Collect all the lines that mention the word "content".

◆ Records for this task
** START **
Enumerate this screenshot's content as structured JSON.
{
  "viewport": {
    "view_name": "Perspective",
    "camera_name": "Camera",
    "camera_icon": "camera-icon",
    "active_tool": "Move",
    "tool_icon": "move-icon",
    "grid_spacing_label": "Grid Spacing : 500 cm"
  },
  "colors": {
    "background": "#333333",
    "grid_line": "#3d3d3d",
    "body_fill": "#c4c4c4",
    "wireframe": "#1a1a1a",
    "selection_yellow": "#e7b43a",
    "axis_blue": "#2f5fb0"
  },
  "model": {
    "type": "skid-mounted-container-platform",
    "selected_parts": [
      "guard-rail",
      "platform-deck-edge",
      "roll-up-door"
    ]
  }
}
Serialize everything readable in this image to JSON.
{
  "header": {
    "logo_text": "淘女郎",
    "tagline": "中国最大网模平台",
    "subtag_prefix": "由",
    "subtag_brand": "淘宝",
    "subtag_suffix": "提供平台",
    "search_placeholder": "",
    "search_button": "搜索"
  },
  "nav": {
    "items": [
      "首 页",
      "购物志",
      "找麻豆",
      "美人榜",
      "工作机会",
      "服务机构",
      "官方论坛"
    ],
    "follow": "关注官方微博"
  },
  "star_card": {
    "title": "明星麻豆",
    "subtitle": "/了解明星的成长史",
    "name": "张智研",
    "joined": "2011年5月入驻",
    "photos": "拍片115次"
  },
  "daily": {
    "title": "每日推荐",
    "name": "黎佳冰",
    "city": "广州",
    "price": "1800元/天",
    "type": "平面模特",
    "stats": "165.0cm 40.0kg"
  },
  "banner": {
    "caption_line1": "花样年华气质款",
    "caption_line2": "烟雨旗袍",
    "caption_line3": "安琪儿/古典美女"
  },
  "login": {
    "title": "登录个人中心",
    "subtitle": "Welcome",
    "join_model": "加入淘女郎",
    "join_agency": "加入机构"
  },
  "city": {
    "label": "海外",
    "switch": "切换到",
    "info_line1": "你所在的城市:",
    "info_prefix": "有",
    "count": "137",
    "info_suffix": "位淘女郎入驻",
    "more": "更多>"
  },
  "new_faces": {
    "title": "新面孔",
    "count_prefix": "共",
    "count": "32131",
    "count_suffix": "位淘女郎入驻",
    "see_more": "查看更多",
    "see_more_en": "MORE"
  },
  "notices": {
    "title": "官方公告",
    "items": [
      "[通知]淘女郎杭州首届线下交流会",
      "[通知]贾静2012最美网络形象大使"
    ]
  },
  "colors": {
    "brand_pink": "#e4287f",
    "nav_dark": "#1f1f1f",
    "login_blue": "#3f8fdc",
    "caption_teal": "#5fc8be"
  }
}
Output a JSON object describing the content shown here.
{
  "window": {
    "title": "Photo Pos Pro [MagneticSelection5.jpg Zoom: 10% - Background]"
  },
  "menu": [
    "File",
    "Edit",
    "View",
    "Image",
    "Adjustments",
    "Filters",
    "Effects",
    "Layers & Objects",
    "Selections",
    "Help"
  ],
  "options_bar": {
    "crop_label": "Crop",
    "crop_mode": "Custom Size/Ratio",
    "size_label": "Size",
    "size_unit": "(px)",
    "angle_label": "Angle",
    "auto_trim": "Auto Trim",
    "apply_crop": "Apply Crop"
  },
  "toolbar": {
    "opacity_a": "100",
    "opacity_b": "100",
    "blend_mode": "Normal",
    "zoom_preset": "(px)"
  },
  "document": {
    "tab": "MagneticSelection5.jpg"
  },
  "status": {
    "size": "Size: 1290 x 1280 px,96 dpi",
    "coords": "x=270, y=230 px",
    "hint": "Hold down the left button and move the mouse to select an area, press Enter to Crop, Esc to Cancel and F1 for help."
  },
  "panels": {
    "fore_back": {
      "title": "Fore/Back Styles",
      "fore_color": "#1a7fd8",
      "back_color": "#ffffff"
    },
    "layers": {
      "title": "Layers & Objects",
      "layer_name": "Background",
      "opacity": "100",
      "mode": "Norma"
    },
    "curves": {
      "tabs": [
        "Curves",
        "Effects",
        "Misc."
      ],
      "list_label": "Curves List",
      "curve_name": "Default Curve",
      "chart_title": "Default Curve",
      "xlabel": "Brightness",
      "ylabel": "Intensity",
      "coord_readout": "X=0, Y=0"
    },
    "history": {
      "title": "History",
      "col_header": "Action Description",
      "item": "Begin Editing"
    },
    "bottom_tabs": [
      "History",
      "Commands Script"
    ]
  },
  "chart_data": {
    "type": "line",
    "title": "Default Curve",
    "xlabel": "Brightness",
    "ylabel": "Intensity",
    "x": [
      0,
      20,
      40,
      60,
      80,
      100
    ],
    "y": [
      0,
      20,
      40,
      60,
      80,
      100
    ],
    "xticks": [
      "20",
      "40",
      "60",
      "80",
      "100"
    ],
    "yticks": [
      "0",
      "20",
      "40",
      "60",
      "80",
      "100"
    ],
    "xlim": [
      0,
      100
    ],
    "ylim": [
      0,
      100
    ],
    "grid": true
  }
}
** END **
◆ Result of the exercise
Enumerate this screenshot's content as structured JSON.
Output a JSON object describing the content shown here.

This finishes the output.